_Selected excerpt_
Content starts

Nov

20

 Medical care is, of course, a right, and one that should be protected by the federal government.  Instead, federal and state governments actively restrict the right to offer medical care.  The expensive, complex, cumbersome, ridiculous health care bill in Congress would only make matters worse by increasing demand and doing nothing to free supply.

A Forbes column by Daniel Fisher (Medical Emergency) discusses the restrictive policies engineered by medical schools, mandatory residency programs, federal subsidies and hospitals. (Paul Starr's fascinating history "The Transformation of American Medicine" tells the bigger story of government intervention in medical care.)

Economic freedom for medical care would simply mean removing government force from the supply side of the equation.  Investors would be able to develop and staff new hospitals and medical schools, foreign doctors and nurses would be able to apply to enter the U.S. to gain certification to practice medicine.  Insurance companies would be free to reimburse medical care provided by new or expanded hospitals and clinics.

Wal-Mart, Walgreens, and other firms would be free to expand medical services offered in their stores, hire new doctors and nurses, and even develop their own online and in-service medical training programs.  Insurance companies could choose not to reimburse care from new providers if they believe such care to be substandard.

The Forbes article notes especially the coming shortage of primary care doctors, estimating that the shortage would reach 40,000 in ten years even without expanded "free" medical services if pending "health care" legislation passes.  With medical schools and residency slots locked down by special interests with state power, supply cannot rise to meet demand.

Content ends

_Your instructions_
Answer these three questions about the post on medical care above, numbering each answer to match.
1. Who wrote the Forbes column the post discusses?
2. Which history of government intervention in medical care does the post recommend, and who wrote it?
3. Which two firms does the post name as free to expand medical services in their stores?

_Record excerpts_
Content starts

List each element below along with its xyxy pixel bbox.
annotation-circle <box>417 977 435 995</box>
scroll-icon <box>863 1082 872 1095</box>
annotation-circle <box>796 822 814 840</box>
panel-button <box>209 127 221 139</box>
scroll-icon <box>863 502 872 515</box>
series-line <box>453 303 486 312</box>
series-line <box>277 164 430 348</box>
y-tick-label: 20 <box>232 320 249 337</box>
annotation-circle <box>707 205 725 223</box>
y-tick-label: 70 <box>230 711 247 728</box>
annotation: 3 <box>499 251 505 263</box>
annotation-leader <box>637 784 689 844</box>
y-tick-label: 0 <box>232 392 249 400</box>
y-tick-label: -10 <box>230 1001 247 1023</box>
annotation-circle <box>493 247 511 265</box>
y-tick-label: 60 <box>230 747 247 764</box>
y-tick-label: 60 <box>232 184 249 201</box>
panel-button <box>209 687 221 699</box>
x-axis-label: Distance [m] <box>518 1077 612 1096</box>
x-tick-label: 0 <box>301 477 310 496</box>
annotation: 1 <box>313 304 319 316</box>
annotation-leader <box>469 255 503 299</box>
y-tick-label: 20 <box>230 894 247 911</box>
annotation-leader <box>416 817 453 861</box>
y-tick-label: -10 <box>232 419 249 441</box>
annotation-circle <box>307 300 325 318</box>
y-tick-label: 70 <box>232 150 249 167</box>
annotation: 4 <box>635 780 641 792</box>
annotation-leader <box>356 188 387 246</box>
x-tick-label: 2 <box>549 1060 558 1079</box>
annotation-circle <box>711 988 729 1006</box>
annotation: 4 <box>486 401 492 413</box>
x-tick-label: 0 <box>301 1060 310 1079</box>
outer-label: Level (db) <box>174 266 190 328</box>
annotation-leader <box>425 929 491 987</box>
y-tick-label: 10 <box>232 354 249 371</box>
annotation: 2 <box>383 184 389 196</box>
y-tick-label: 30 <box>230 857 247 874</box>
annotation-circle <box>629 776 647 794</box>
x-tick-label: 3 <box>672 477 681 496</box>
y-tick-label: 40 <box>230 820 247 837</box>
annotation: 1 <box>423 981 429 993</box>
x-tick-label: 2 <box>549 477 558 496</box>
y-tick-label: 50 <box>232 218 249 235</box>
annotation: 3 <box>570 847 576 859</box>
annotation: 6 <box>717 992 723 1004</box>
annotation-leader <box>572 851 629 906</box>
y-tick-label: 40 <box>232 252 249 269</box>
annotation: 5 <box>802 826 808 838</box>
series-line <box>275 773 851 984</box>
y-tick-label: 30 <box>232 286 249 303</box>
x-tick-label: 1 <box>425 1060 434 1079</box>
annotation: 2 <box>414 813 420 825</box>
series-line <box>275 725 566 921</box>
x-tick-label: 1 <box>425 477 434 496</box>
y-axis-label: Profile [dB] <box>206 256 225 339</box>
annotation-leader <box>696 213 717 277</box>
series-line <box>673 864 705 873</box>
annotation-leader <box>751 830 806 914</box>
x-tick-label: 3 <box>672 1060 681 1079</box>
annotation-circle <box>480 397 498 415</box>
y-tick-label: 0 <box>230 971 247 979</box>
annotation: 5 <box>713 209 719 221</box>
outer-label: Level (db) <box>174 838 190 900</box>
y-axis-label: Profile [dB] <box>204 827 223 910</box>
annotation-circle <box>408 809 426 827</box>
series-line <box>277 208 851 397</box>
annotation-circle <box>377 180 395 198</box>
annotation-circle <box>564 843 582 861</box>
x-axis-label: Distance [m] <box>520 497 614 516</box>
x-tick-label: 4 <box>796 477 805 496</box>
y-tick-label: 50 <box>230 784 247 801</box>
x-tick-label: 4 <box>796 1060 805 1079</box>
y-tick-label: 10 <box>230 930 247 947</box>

Content ends

_Result for this task_
1. Daniel Fisher
2. "The Transformation of American Medicine" by Paul Starr
3. Wal-Mart and Walgreens